* **Exercise directions**: Reproduce the records below line for line, without any changes, and omit the pictures from your answer.

* **Supplied records**:
※ ※ ※

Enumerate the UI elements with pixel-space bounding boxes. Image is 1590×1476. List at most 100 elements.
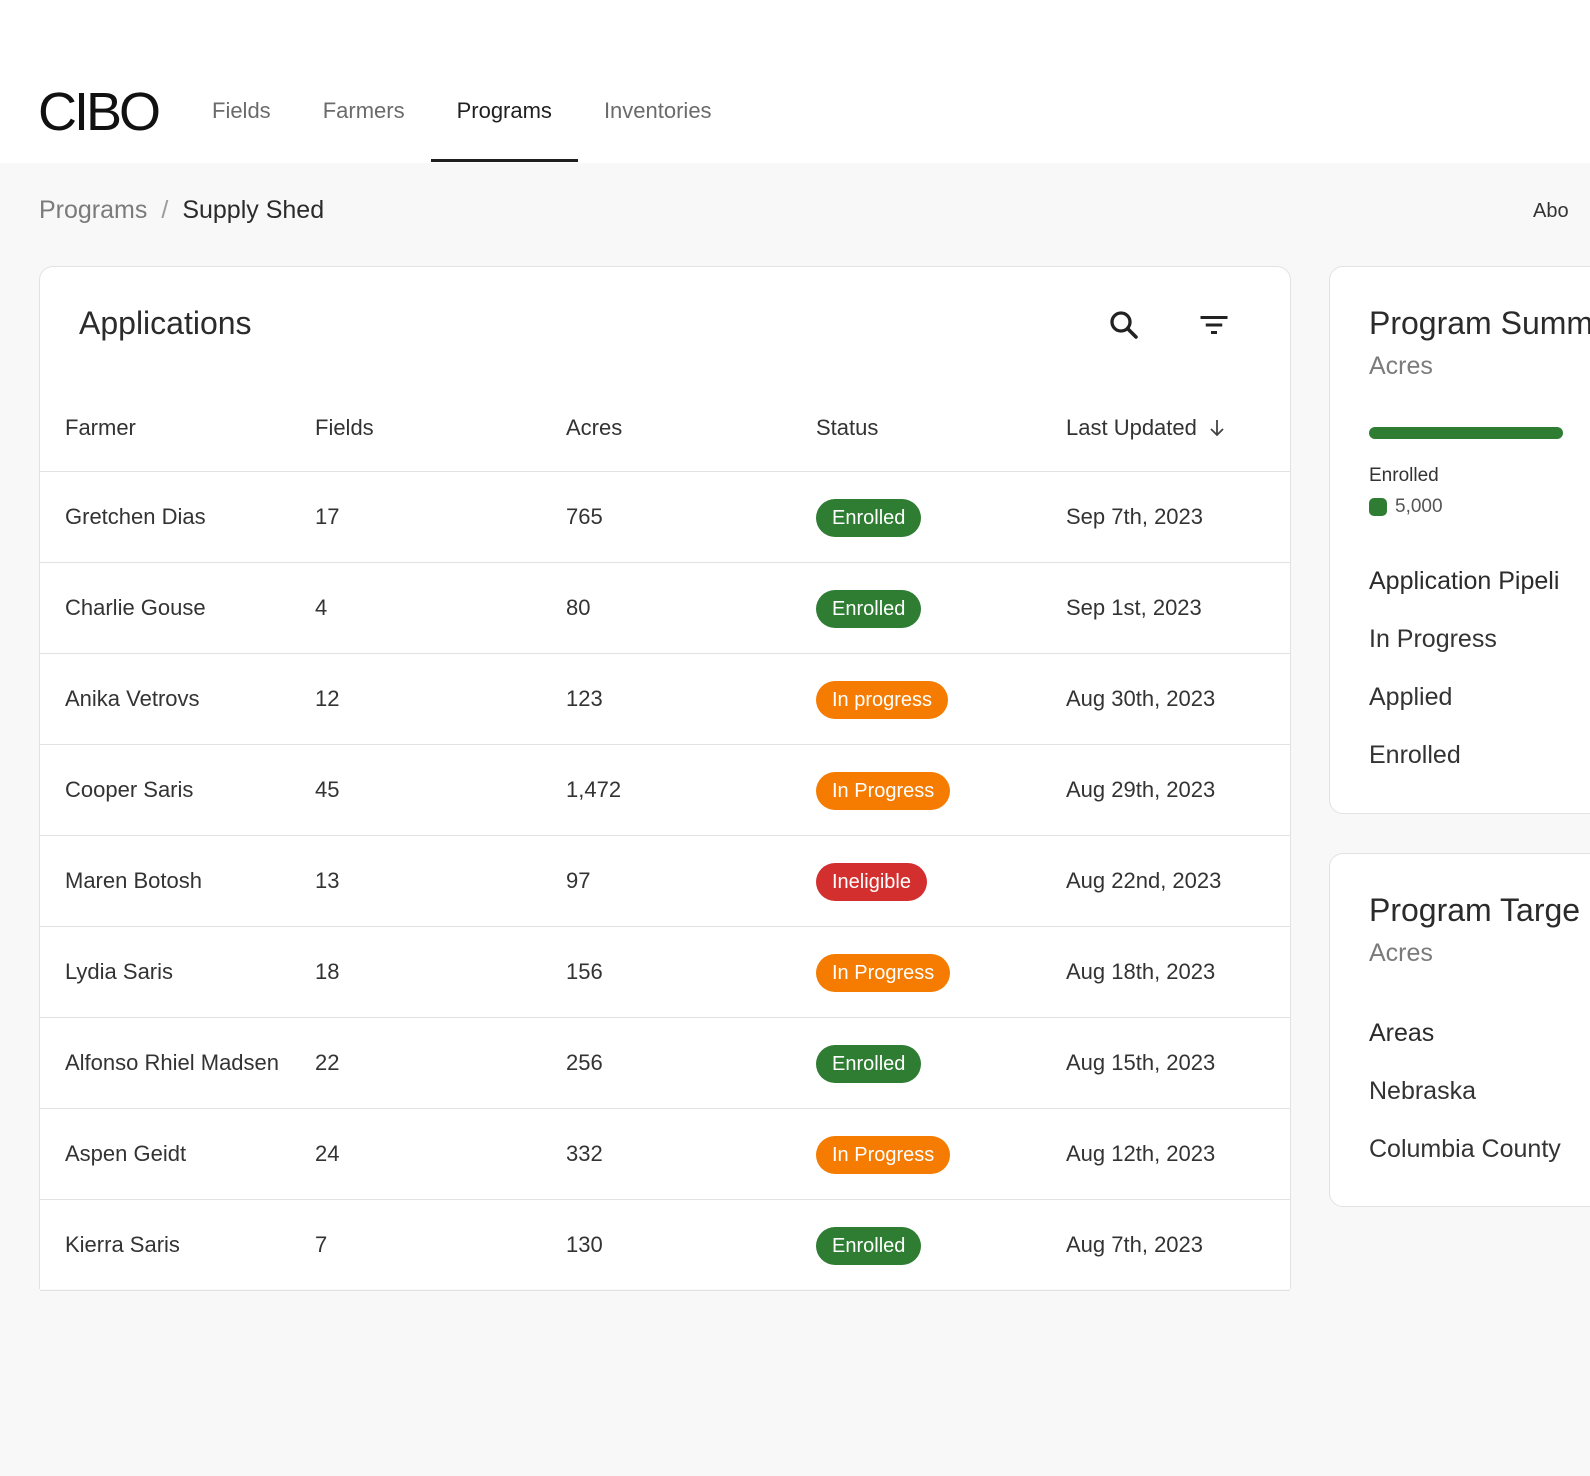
legend-label: Enrolled	[1369, 465, 1439, 486]
legend-item-enrolled: 5,000	[1369, 496, 1443, 518]
status-badge: Enrolled	[816, 590, 922, 629]
program-targets-card: Program Targe Acres Areas Nebraska Colum…	[1329, 853, 1590, 1207]
cell-acres: 156	[566, 959, 603, 984]
enrolled-progress-bar	[1369, 427, 1563, 439]
table-body: Gretchen Dias 17 765 Enrolled Sep 7th, 2023 C…	[40, 472, 1290, 1291]
cell-farmer: Alfonso Rhiel Madsen	[65, 1050, 280, 1075]
column-header-farmer[interactable]: Farmer	[65, 415, 136, 440]
program-targets-subtitle: Acres	[1369, 939, 1433, 967]
cell-farmer: Anika Vetrovs	[65, 686, 200, 711]
table-row[interactable]: Aspen Geidt 24 332 In Progress Aug 12th, 202…	[40, 1109, 1290, 1200]
cell-last-updated: Aug 22nd, 2023	[1066, 868, 1222, 893]
program-summary-subtitle: Acres	[1369, 352, 1433, 380]
status-badge: Enrolled	[816, 499, 922, 538]
cell-last-updated: Aug 29th, 2023	[1066, 777, 1216, 802]
program-targets-title: Program Targe	[1369, 892, 1581, 928]
cell-farmer: Lydia Saris	[65, 959, 174, 984]
cell-acres: 80	[566, 595, 591, 620]
cell-acres: 1,472	[566, 777, 622, 802]
legend-value: 5,000	[1395, 496, 1443, 517]
arrow-down-icon[interactable]	[1205, 416, 1229, 440]
cell-acres: 256	[566, 1050, 603, 1075]
about-link[interactable]: Abo	[1533, 200, 1569, 222]
cell-acres: 332	[566, 1141, 603, 1166]
cell-status: In Progress	[816, 927, 951, 1017]
column-header-acres[interactable]: Acres	[566, 415, 623, 440]
pipeline-item-applied: Applied	[1369, 683, 1453, 711]
filter-icon	[1200, 316, 1228, 334]
table-row[interactable]: Alfonso Rhiel Madsen 22 256 Enrolled Aug 15t…	[40, 1018, 1290, 1109]
pipeline-item-in-progress: In Progress	[1369, 625, 1497, 653]
cell-fields: 7	[315, 1232, 328, 1257]
cell-acres: 765	[566, 504, 603, 529]
nav-item-fields[interactable]: Fields	[212, 98, 271, 123]
cell-acres: 130	[566, 1232, 603, 1257]
program-summary-card: Program Summ Acres Enrolled 5,000 Applic…	[1329, 266, 1590, 814]
status-badge: In Progress	[816, 1136, 951, 1175]
cell-status: Enrolled	[816, 1200, 922, 1290]
cell-acres: 97	[566, 868, 591, 893]
column-header-fields[interactable]: Fields	[315, 415, 374, 440]
table-row[interactable]: Cooper Saris 45 1,472 In Progress Aug 29th, …	[40, 745, 1290, 836]
legend-swatch	[1369, 498, 1387, 516]
cell-status: In Progress	[816, 745, 951, 835]
cell-last-updated: Aug 15th, 2023	[1066, 1050, 1216, 1075]
cell-fields: 24	[315, 1141, 340, 1166]
breadcrumb-separator: /	[161, 196, 169, 224]
cell-status: In Progress	[816, 1109, 951, 1199]
filter-button[interactable]	[1196, 307, 1232, 343]
cell-status: Ineligible	[816, 836, 927, 926]
cell-status: Enrolled	[816, 1018, 922, 1108]
cell-fields: 4	[315, 595, 328, 620]
area-item-nebraska: Nebraska	[1369, 1077, 1476, 1105]
cell-status: In progress	[816, 654, 949, 744]
search-icon	[1110, 311, 1138, 339]
table-row[interactable]: Charlie Gouse 4 80 Enrolled Sep 1st, 2023	[40, 563, 1290, 654]
column-header-status[interactable]: Status	[816, 415, 879, 440]
cell-status: Enrolled	[816, 563, 922, 653]
table-row[interactable]: Anika Vetrovs 12 123 In progress Aug 30th, 2…	[40, 654, 1290, 745]
cell-fields: 13	[315, 868, 340, 893]
cell-fields: 22	[315, 1050, 340, 1075]
top-navigation-bar: CIBO Fields Farmers Programs Inventories	[0, 0, 1590, 163]
applications-title: Applications	[79, 305, 252, 341]
search-button[interactable]	[1106, 307, 1142, 343]
cell-farmer: Gretchen Dias	[65, 504, 206, 529]
nav-item-farmers[interactable]: Farmers	[322, 98, 405, 123]
table-header: Farmer Fields Acres Status Last Updated	[40, 387, 1290, 472]
cell-farmer: Cooper Saris	[65, 777, 194, 802]
program-summary-title: Program Summ	[1369, 305, 1590, 341]
cell-fields: 18	[315, 959, 340, 984]
main-nav: Fields Farmers Programs Inventories	[186, 80, 738, 162]
nav-item-inventories[interactable]: Inventories	[603, 98, 712, 123]
cell-acres: 123	[566, 686, 603, 711]
status-badge: In progress	[816, 681, 949, 720]
cell-last-updated: Aug 30th, 2023	[1066, 686, 1216, 711]
nav-item-programs[interactable]: Programs	[430, 80, 579, 162]
cell-farmer: Kierra Saris	[65, 1232, 180, 1257]
table-row[interactable]: Gretchen Dias 17 765 Enrolled Sep 7th, 2023	[40, 472, 1290, 563]
status-badge: In Progress	[816, 954, 951, 993]
breadcrumb-programs-link[interactable]: Programs	[39, 196, 148, 224]
status-badge: Ineligible	[816, 863, 927, 902]
areas-title: Areas	[1369, 1019, 1435, 1047]
status-badge: Enrolled	[816, 1045, 922, 1084]
status-badge: In Progress	[816, 772, 951, 811]
column-header-last-updated[interactable]: Last Updated	[1066, 415, 1229, 441]
cell-fields: 12	[315, 686, 340, 711]
cibo-logo[interactable]: CIBO	[38, 82, 161, 142]
breadcrumb-current: Supply Shed	[182, 196, 325, 224]
applications-card: Applications Farmer Fields Acres Status …	[39, 266, 1291, 1291]
cell-last-updated: Sep 1st, 2023	[1066, 595, 1202, 620]
table-row[interactable]: Lydia Saris 18 156 In Progress Aug 18th, 202…	[40, 927, 1290, 1018]
cell-farmer: Maren Botosh	[65, 868, 202, 893]
table-row[interactable]: Maren Botosh 13 97 Ineligible Aug 22nd, 2023	[40, 836, 1290, 927]
cell-status: Enrolled	[816, 472, 922, 562]
cell-farmer: Aspen Geidt	[65, 1141, 187, 1166]
status-badge: Enrolled	[816, 1227, 922, 1266]
cell-last-updated: Aug 12th, 2023	[1066, 1141, 1216, 1166]
table-row[interactable]: Kierra Saris 7 130 Enrolled Aug 7th, 2023	[40, 1200, 1290, 1291]
area-item-columbia-county: Columbia County	[1369, 1135, 1561, 1163]
cell-fields: 17	[315, 504, 340, 529]
cell-last-updated: Aug 18th, 2023	[1066, 959, 1216, 984]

※ ※ ※

* **Complete output**:
Enumerate the UI elements with pixel-space bounding boxes. Image is 1590×1476. List at most 100 elements.
legend-label: Enrolled	[1369, 465, 1439, 486]
legend-item-enrolled: 5,000	[1369, 496, 1443, 518]
status-badge: Enrolled	[816, 590, 922, 629]
program-targets-card: Program Targe Acres Areas Nebraska Colum…	[1329, 853, 1590, 1207]
cell-acres: 156	[566, 959, 603, 984]
enrolled-progress-bar	[1369, 427, 1563, 439]
table-body: Gretchen Dias 17 765 Enrolled Sep 7th, 2023 C…	[40, 472, 1290, 1291]
cell-farmer: Alfonso Rhiel Madsen	[65, 1050, 280, 1075]
column-header-farmer[interactable]: Farmer	[65, 415, 136, 440]
program-targets-subtitle: Acres	[1369, 939, 1433, 967]
cell-farmer: Anika Vetrovs	[65, 686, 200, 711]
table-row[interactable]: Aspen Geidt 24 332 In Progress Aug 12th, 202…	[40, 1109, 1290, 1200]
cell-last-updated: Aug 22nd, 2023	[1066, 868, 1222, 893]
program-summary-subtitle: Acres	[1369, 352, 1433, 380]
status-badge: Enrolled	[816, 499, 922, 538]
cell-last-updated: Aug 29th, 2023	[1066, 777, 1216, 802]
program-targets-title: Program Targe	[1369, 892, 1581, 928]
cell-farmer: Lydia Saris	[65, 959, 174, 984]
cell-acres: 80	[566, 595, 591, 620]
cell-acres: 1,472	[566, 777, 622, 802]
legend-value: 5,000	[1395, 496, 1443, 517]
arrow-down-icon[interactable]	[1205, 416, 1229, 440]
cell-acres: 256	[566, 1050, 603, 1075]
about-link[interactable]: Abo	[1533, 200, 1569, 222]
cell-acres: 332	[566, 1141, 603, 1166]
cell-status: In Progress	[816, 927, 951, 1017]
column-header-acres[interactable]: Acres	[566, 415, 623, 440]
pipeline-item-applied: Applied	[1369, 683, 1453, 711]
filter-icon	[1200, 316, 1228, 334]
table-row[interactable]: Alfonso Rhiel Madsen 22 256 Enrolled Aug 15t…	[40, 1018, 1290, 1109]
pipeline-item-in-progress: In Progress	[1369, 625, 1497, 653]
cell-fields: 7	[315, 1232, 328, 1257]
cell-acres: 765	[566, 504, 603, 529]
nav-item-fields[interactable]: Fields	[212, 98, 271, 123]
cell-acres: 130	[566, 1232, 603, 1257]
program-summary-card: Program Summ Acres Enrolled 5,000 Applic…	[1329, 266, 1590, 814]
status-badge: In Progress	[816, 1136, 951, 1175]
cell-status: Enrolled	[816, 1200, 922, 1290]
cell-acres: 97	[566, 868, 591, 893]
column-header-fields[interactable]: Fields	[315, 415, 374, 440]
table-row[interactable]: Cooper Saris 45 1,472 In Progress Aug 29th, …	[40, 745, 1290, 836]
legend-swatch	[1369, 498, 1387, 516]
cell-status: In Progress	[816, 745, 951, 835]
cell-last-updated: Aug 15th, 2023	[1066, 1050, 1216, 1075]
cell-fields: 24	[315, 1141, 340, 1166]
breadcrumb-separator: /	[161, 196, 169, 224]
cell-status: In Progress	[816, 1109, 951, 1199]
filter-button[interactable]	[1196, 307, 1232, 343]
cell-status: Ineligible	[816, 836, 927, 926]
cell-status: Enrolled	[816, 1018, 922, 1108]
cell-fields: 4	[315, 595, 328, 620]
area-item-nebraska: Nebraska	[1369, 1077, 1476, 1105]
cell-status: In progress	[816, 654, 949, 744]
search-icon	[1110, 311, 1138, 339]
table-row[interactable]: Charlie Gouse 4 80 Enrolled Sep 1st, 2023	[40, 563, 1290, 654]
column-header-status[interactable]: Status	[816, 415, 879, 440]
cell-status: Enrolled	[816, 563, 922, 653]
table-row[interactable]: Anika Vetrovs 12 123 In progress Aug 30th, 2…	[40, 654, 1290, 745]
cell-fields: 13	[315, 868, 340, 893]
cell-fields: 22	[315, 1050, 340, 1075]
top-navigation-bar: CIBO Fields Farmers Programs Inventories	[0, 0, 1590, 163]
applications-title: Applications	[79, 305, 252, 341]
search-button[interactable]	[1106, 307, 1142, 343]
cell-farmer: Gretchen Dias	[65, 504, 206, 529]
nav-item-farmers[interactable]: Farmers	[322, 98, 405, 123]
table-header: Farmer Fields Acres Status Last Updated	[40, 387, 1290, 472]
cell-farmer: Cooper Saris	[65, 777, 194, 802]
program-summary-title: Program Summ	[1369, 305, 1590, 341]
cell-fields: 18	[315, 959, 340, 984]
main-nav: Fields Farmers Programs Inventories	[186, 80, 738, 162]
nav-item-inventories[interactable]: Inventories	[603, 98, 712, 123]
cell-acres: 123	[566, 686, 603, 711]
status-badge: In progress	[816, 681, 949, 720]
cell-last-updated: Aug 30th, 2023	[1066, 686, 1216, 711]
nav-item-programs[interactable]: Programs	[430, 80, 579, 162]
cell-farmer: Kierra Saris	[65, 1232, 180, 1257]
table-row[interactable]: Gretchen Dias 17 765 Enrolled Sep 7th, 2023	[40, 472, 1290, 563]
status-badge: In Progress	[816, 954, 951, 993]
breadcrumb-programs-link[interactable]: Programs	[39, 196, 148, 224]
status-badge: Ineligible	[816, 863, 927, 902]
areas-title: Areas	[1369, 1019, 1435, 1047]
status-badge: Enrolled	[816, 1045, 922, 1084]
status-badge: In Progress	[816, 772, 951, 811]
column-header-last-updated[interactable]: Last Updated	[1066, 415, 1229, 441]
cell-fields: 12	[315, 686, 340, 711]
cibo-logo[interactable]: CIBO	[38, 82, 161, 142]
breadcrumb-current: Supply Shed	[182, 196, 325, 224]
applications-card: Applications Farmer Fields Acres Status …	[39, 266, 1291, 1291]
cell-last-updated: Sep 1st, 2023	[1066, 595, 1202, 620]
table-row[interactable]: Lydia Saris 18 156 In Progress Aug 18th, 202…	[40, 927, 1290, 1018]
cell-farmer: Maren Botosh	[65, 868, 202, 893]
table-row[interactable]: Maren Botosh 13 97 Ineligible Aug 22nd, 2023	[40, 836, 1290, 927]
cell-status: Enrolled	[816, 472, 922, 562]
cell-farmer: Aspen Geidt	[65, 1141, 187, 1166]
status-badge: Enrolled	[816, 1227, 922, 1266]
cell-last-updated: Aug 12th, 2023	[1066, 1141, 1216, 1166]
table-row[interactable]: Kierra Saris 7 130 Enrolled Aug 7th, 2023	[40, 1200, 1290, 1291]
area-item-columbia-county: Columbia County	[1369, 1135, 1561, 1163]
cell-fields: 17	[315, 504, 340, 529]
cell-last-updated: Aug 18th, 2023	[1066, 959, 1216, 984]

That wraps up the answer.